-- START --
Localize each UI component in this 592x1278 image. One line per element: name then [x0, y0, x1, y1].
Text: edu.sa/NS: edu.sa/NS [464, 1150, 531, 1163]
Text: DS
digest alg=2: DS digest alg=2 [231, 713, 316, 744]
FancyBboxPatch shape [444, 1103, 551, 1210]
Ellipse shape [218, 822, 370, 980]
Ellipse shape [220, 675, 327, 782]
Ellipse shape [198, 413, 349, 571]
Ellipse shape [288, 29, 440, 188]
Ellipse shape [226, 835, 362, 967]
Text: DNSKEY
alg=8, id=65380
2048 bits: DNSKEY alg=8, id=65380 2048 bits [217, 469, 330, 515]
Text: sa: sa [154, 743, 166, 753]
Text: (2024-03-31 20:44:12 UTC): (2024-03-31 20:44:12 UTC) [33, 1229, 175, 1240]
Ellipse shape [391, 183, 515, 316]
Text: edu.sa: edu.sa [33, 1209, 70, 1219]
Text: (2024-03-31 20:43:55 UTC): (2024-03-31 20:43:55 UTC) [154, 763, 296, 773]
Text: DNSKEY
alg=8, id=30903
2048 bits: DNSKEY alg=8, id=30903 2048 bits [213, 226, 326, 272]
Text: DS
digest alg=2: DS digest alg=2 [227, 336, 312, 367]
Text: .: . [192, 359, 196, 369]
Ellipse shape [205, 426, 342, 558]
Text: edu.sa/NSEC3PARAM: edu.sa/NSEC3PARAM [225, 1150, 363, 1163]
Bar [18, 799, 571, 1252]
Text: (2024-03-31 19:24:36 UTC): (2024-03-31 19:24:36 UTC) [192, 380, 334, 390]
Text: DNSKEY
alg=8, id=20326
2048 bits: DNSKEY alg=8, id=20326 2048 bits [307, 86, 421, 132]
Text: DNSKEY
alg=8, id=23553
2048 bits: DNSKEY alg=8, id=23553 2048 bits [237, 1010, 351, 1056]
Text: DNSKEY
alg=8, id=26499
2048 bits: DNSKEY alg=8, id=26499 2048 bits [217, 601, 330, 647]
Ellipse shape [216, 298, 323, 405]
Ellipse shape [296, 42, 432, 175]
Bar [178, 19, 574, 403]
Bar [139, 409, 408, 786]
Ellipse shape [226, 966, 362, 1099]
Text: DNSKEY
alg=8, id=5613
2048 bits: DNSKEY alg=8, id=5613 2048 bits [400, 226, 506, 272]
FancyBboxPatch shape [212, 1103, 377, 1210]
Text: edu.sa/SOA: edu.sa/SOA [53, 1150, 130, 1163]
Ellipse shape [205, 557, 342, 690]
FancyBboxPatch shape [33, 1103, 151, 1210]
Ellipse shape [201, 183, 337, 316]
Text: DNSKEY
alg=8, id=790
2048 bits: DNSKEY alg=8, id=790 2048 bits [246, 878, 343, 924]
-- END --
> [WHAT YOU NEED TO DO]
Reproduce all of the lines above, unchanged and in their original order.

> [COMPLETE OUTPUT]
Localize each UI component in this 592x1278 image. One line per element: name then [x0, y0, x1, y1].
Text: edu.sa/NS: edu.sa/NS [464, 1150, 531, 1163]
Text: DS
digest alg=2: DS digest alg=2 [231, 713, 316, 744]
FancyBboxPatch shape [444, 1103, 551, 1210]
Ellipse shape [218, 822, 370, 980]
Ellipse shape [220, 675, 327, 782]
Ellipse shape [198, 413, 349, 571]
Ellipse shape [288, 29, 440, 188]
Ellipse shape [226, 835, 362, 967]
Text: DNSKEY
alg=8, id=65380
2048 bits: DNSKEY alg=8, id=65380 2048 bits [217, 469, 330, 515]
Text: sa: sa [154, 743, 166, 753]
Text: (2024-03-31 20:44:12 UTC): (2024-03-31 20:44:12 UTC) [33, 1229, 175, 1240]
Ellipse shape [391, 183, 515, 316]
Text: edu.sa: edu.sa [33, 1209, 70, 1219]
Text: (2024-03-31 20:43:55 UTC): (2024-03-31 20:43:55 UTC) [154, 763, 296, 773]
Text: DNSKEY
alg=8, id=30903
2048 bits: DNSKEY alg=8, id=30903 2048 bits [213, 226, 326, 272]
Text: DS
digest alg=2: DS digest alg=2 [227, 336, 312, 367]
Text: .: . [192, 359, 196, 369]
Ellipse shape [205, 426, 342, 558]
Text: edu.sa/NSEC3PARAM: edu.sa/NSEC3PARAM [225, 1150, 363, 1163]
Bar [18, 799, 571, 1252]
Text: (2024-03-31 19:24:36 UTC): (2024-03-31 19:24:36 UTC) [192, 380, 334, 390]
Text: DNSKEY
alg=8, id=20326
2048 bits: DNSKEY alg=8, id=20326 2048 bits [307, 86, 421, 132]
Text: DNSKEY
alg=8, id=23553
2048 bits: DNSKEY alg=8, id=23553 2048 bits [237, 1010, 351, 1056]
Text: DNSKEY
alg=8, id=26499
2048 bits: DNSKEY alg=8, id=26499 2048 bits [217, 601, 330, 647]
Ellipse shape [216, 298, 323, 405]
Ellipse shape [296, 42, 432, 175]
Bar [178, 19, 574, 403]
Bar [139, 409, 408, 786]
Ellipse shape [226, 966, 362, 1099]
Text: DNSKEY
alg=8, id=5613
2048 bits: DNSKEY alg=8, id=5613 2048 bits [400, 226, 506, 272]
FancyBboxPatch shape [212, 1103, 377, 1210]
Text: edu.sa/SOA: edu.sa/SOA [53, 1150, 130, 1163]
Ellipse shape [205, 557, 342, 690]
FancyBboxPatch shape [33, 1103, 151, 1210]
Ellipse shape [201, 183, 337, 316]
Text: DNSKEY
alg=8, id=790
2048 bits: DNSKEY alg=8, id=790 2048 bits [246, 878, 343, 924]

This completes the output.